[Data records]
* * *
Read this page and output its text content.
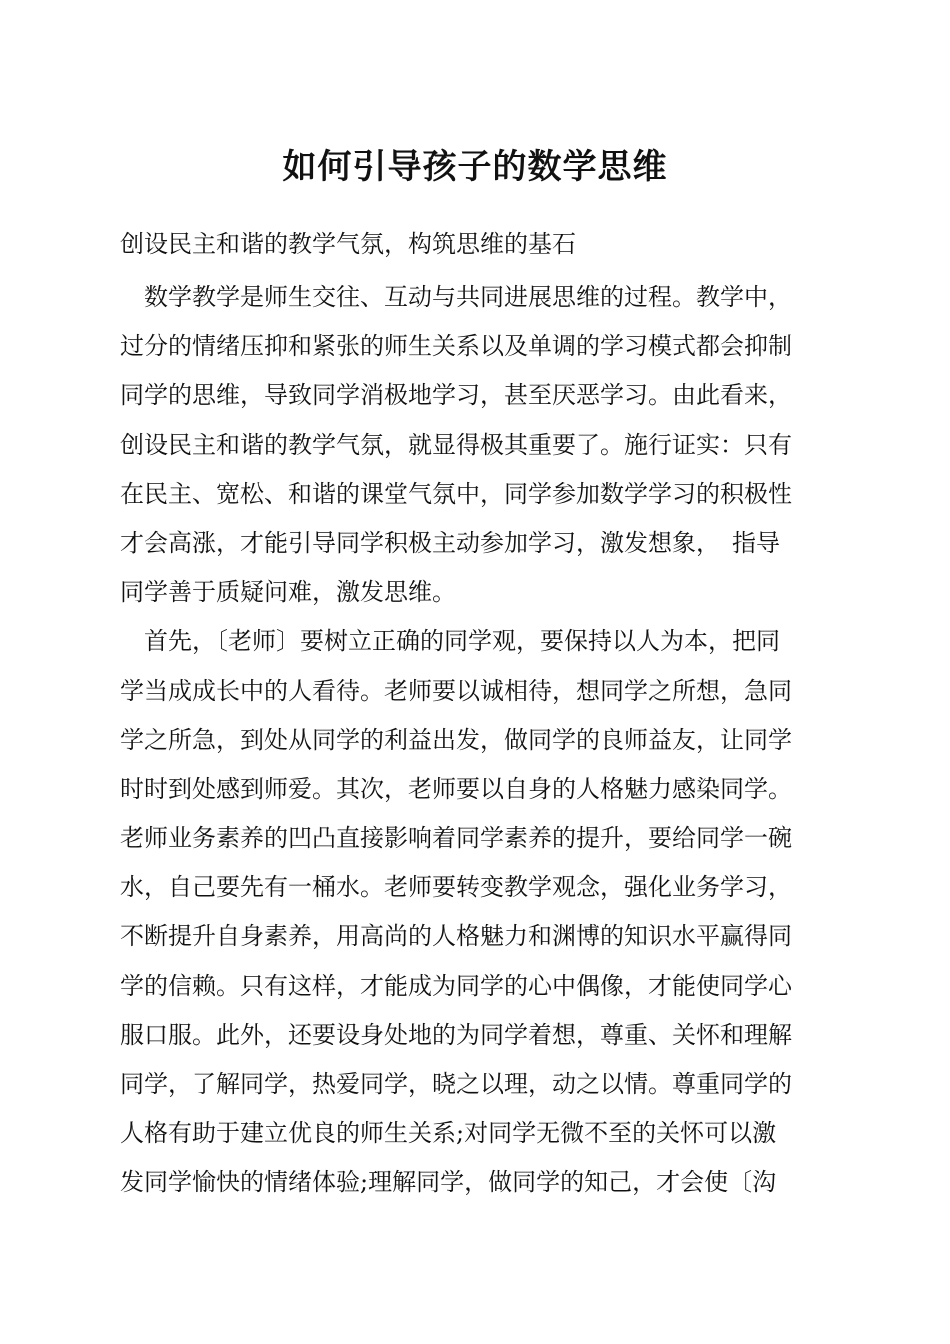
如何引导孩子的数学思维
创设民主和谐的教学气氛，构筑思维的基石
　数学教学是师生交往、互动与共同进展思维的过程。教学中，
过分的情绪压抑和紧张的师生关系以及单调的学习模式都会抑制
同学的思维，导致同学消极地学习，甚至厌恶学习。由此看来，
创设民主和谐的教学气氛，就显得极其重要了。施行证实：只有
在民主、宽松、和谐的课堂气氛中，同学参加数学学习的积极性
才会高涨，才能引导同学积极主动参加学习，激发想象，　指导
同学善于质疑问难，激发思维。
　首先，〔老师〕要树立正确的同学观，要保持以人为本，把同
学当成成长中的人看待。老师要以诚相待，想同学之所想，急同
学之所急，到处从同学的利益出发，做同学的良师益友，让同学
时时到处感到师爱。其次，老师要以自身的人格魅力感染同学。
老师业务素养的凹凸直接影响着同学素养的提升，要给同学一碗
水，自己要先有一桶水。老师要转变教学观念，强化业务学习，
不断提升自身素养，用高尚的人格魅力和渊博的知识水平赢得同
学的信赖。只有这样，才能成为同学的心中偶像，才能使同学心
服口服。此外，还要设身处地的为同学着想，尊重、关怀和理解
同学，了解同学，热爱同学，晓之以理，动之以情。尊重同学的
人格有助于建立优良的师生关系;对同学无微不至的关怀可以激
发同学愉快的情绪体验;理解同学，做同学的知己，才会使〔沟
* * *
What is required » Pull out all lines in the data above that include "创设民主和谐的教学气氛".

Exercise answer »
创设民主和谐的教学气氛，构筑思维的基石
创设民主和谐的教学气氛，就显得极其重要了。施行证实：只有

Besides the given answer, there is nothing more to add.